• Excerpt:
◆ ◆ ◆ ◆ ◆

FAA Certifies New Falcon 6X Engine


On Wednesday, November 30, Pratt and Whitney Canada, a detachment of Pratt and Whitney, revealed that the Federal Aviation Administration (FAA) has finally certified the long-awaited PW812D, built bespoke for the new Dassault Falcon 6X business jet.


The new PW812D on the line. Photo: Pratt & Whitney Canada


Eric Trappier, chairman and CEO of Dassault Aviation said "We congratulate Pratt & Whitney Canada on achieving FAA certification for the PW812D engine. Together, the PW812D engine and Falcon 6X aircraft are a winning combination, designed to set the bar in fuel efficiency, performance and comfort. This milestone brings us closer to the exciting entry into service of the Falcon 6X, expected mid-2023."


Before being certified by the FAA, P&WC completed 6,100 hours of engine testing, 1,150 hours of which were flight testing. There is a collective 20,000 hours of testing on the PW812D core, also shared by the P&W GTF geared turbofan engine, which has accumulated more than 15 million flight hours since being first launched in 2016. The GTF powers most notably the A220, A320neo family, and Embraer E2.


The PW812D shares its core with the PW1000G family. Photo: Jack O'Brien | AeroXplorer


Maria Della Posta, president of Pratt & Whitney Canada said, "The FAA is the third aviation authority to give its stamp of approval for the PW812D engine. The engine has also been certified by Transport Canada and the European Union Aviation Safety Agency (EASA). We successfully achieved this critical step by working closely with Dassault since the launch of this great program."




With environmental impact and efficiency in mind, this engine family (PW800) offers great improvements in efficiency, noise, and emissions. According to P&WC, the PW800 can fly on a 50% sustainable aviation fuel blend (SAF) with 40 percent less scheduled maintenance, and 20% fewer inspections than other engines in its class.


Photo: Cooper Palubeski | AeroXplorer


Edward Hoskin, vice president, Engineering said, "Every element of the PW800 engine and the services that support it have been conceived with environmental responsibility in mind."


In terms of performance, this engine remains in the 12,000 to 13,000 lbf thrust range to be utilized on regional and business jets around the world. Whilst it is down on power as compared to its GTF bigger brother, it shows great promise when it comes to sustainability and efficiency.

◆ ◆ ◆ ◆ ◆

• Entries provided:
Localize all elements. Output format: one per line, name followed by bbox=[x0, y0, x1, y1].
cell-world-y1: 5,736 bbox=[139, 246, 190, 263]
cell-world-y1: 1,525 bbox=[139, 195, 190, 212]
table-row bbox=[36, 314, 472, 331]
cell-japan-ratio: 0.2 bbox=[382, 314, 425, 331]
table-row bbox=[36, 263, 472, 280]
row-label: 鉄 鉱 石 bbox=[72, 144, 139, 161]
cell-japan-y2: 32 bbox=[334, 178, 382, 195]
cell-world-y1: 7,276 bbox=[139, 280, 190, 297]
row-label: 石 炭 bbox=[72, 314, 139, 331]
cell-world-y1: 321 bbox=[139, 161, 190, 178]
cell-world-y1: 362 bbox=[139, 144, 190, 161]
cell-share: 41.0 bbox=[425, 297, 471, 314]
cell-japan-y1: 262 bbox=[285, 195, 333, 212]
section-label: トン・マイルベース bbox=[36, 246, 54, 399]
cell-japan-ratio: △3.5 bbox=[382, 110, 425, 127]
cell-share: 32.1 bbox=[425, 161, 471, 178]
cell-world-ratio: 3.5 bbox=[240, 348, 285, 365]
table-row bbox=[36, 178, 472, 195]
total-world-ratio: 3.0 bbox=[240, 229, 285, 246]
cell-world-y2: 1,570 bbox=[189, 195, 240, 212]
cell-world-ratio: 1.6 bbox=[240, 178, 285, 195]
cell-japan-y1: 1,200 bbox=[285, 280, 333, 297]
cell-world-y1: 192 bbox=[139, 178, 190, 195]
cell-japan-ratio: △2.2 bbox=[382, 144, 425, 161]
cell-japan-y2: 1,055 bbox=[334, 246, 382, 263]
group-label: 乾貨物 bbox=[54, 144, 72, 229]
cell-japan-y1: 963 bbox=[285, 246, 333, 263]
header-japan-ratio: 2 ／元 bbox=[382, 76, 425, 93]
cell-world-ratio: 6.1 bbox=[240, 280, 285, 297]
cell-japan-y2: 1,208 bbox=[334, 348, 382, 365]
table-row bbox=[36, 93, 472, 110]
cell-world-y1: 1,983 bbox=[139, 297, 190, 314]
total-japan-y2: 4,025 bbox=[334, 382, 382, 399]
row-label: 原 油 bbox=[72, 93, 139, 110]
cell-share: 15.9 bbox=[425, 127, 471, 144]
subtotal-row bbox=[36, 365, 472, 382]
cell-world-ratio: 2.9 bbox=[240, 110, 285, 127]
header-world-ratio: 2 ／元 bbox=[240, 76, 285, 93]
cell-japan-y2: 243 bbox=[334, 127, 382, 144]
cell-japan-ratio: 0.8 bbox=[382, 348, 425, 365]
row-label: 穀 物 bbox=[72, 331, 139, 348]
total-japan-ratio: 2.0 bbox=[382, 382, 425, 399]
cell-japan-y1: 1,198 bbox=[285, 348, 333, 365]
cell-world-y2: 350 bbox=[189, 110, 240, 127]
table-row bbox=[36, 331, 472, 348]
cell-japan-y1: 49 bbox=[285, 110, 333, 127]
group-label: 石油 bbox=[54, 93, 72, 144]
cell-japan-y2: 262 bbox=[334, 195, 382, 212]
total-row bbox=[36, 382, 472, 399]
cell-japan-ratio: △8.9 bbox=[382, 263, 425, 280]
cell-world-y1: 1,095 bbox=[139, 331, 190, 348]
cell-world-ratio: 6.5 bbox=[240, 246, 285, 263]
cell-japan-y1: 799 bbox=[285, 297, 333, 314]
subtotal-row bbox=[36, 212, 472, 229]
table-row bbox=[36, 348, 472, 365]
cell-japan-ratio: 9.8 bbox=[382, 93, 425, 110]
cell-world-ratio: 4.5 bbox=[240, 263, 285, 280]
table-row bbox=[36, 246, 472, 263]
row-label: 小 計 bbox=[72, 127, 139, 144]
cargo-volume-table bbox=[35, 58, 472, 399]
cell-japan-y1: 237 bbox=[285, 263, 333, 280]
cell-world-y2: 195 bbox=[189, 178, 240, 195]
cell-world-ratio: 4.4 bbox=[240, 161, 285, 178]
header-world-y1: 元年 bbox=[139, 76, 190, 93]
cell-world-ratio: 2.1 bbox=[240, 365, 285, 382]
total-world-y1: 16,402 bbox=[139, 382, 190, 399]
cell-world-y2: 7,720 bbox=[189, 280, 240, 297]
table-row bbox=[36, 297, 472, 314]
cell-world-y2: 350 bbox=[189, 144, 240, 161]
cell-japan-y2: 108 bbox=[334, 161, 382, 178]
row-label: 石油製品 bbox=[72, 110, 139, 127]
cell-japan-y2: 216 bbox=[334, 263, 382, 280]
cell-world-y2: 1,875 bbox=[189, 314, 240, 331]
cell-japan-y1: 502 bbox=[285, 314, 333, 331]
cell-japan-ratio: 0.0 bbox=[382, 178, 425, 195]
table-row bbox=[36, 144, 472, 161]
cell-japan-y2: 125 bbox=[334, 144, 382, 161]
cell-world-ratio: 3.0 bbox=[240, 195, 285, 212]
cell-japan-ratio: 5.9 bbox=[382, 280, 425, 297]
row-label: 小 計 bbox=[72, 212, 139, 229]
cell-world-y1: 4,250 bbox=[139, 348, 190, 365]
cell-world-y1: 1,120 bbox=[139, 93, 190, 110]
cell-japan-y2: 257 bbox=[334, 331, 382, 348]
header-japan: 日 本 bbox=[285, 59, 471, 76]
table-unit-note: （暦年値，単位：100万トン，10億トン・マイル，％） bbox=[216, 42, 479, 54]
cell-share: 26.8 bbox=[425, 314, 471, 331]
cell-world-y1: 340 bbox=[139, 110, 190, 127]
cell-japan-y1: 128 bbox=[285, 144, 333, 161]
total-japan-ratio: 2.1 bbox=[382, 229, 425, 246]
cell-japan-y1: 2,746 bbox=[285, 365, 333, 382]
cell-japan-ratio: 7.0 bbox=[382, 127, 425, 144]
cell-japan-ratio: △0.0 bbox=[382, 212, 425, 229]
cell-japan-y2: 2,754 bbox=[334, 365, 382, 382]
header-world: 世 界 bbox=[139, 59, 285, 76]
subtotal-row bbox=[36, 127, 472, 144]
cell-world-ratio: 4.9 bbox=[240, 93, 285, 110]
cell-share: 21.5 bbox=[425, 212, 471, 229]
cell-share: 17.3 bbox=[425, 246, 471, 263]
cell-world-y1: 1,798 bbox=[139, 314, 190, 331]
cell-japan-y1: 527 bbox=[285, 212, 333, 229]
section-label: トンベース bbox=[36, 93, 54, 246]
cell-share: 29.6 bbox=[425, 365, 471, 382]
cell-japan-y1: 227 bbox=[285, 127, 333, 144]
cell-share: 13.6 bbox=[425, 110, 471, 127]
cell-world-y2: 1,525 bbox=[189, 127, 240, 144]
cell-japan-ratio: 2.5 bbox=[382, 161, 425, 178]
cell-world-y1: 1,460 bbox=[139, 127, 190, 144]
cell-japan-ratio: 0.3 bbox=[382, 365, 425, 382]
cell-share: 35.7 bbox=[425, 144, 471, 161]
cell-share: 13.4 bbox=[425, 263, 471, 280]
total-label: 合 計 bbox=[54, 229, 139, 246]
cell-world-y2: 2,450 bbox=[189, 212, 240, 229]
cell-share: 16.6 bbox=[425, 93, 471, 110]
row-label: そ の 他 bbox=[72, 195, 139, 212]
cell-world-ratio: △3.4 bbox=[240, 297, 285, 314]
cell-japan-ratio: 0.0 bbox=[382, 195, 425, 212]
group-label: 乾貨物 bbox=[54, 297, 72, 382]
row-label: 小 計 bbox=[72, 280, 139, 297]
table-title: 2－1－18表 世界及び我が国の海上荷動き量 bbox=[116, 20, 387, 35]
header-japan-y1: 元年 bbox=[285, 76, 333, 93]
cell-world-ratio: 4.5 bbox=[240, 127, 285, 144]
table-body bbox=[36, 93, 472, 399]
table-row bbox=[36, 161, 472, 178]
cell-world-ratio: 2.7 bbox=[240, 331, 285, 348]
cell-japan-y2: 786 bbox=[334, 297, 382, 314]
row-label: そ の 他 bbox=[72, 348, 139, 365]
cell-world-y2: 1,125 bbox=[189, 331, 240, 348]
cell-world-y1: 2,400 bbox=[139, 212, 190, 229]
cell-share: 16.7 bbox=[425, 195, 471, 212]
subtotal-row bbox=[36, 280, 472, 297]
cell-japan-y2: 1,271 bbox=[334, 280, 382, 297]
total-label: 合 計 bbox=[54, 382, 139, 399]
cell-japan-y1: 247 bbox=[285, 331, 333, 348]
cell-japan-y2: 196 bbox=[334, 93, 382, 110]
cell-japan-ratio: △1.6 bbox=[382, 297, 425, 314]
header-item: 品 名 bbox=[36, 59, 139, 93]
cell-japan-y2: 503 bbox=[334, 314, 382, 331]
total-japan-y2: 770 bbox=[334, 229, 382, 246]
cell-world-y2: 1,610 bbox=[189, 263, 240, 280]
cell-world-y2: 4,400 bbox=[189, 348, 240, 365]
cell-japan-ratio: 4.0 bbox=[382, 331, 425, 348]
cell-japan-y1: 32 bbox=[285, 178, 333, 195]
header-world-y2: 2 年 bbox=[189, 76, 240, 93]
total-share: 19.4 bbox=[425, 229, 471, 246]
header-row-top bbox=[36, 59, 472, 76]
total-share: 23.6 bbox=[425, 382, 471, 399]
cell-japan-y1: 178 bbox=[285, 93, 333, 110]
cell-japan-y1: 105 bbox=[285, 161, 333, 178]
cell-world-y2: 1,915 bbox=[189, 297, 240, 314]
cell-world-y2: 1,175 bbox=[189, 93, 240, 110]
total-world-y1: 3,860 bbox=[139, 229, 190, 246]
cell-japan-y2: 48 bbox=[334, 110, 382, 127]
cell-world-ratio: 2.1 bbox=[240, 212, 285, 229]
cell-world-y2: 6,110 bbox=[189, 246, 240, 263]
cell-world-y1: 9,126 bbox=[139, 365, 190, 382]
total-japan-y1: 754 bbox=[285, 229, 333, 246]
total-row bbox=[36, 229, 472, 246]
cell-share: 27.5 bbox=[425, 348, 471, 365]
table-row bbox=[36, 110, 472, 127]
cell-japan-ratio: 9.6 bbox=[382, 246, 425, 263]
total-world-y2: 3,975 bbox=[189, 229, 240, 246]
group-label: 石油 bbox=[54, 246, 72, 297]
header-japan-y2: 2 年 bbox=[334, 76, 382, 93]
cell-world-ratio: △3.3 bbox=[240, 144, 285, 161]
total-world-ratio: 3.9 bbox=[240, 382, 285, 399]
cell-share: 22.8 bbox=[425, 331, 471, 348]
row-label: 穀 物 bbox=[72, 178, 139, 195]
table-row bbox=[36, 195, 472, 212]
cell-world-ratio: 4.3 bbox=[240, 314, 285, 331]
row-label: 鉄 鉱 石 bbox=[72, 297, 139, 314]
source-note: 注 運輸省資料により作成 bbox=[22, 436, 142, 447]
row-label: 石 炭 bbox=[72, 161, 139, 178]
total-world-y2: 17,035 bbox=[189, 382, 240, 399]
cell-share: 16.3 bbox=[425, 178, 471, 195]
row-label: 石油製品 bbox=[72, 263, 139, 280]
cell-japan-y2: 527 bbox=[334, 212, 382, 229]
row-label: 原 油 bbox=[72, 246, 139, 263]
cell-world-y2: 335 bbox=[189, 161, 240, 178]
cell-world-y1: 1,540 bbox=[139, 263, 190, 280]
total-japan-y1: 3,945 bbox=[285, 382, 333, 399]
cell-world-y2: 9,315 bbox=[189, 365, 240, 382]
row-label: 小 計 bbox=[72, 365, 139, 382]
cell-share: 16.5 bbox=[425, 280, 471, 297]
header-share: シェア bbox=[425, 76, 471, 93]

◆ ◆ ◆ ◆ ◆

• Problem: In the article on the Falcon 6X engine, what does the president of Pratt & Whitney Canada credit for the company's success in getting the PW812D engine approved? Answer in one to three sentences.

• Finished exercise: Maria Della Posta credits Pratt & Whitney Canada's close work with Dassault since the program's launch. She says that collaboration is how the company achieved approval, with the FAA becoming the third aviation authority to certify the engine after Transport Canada and EASA.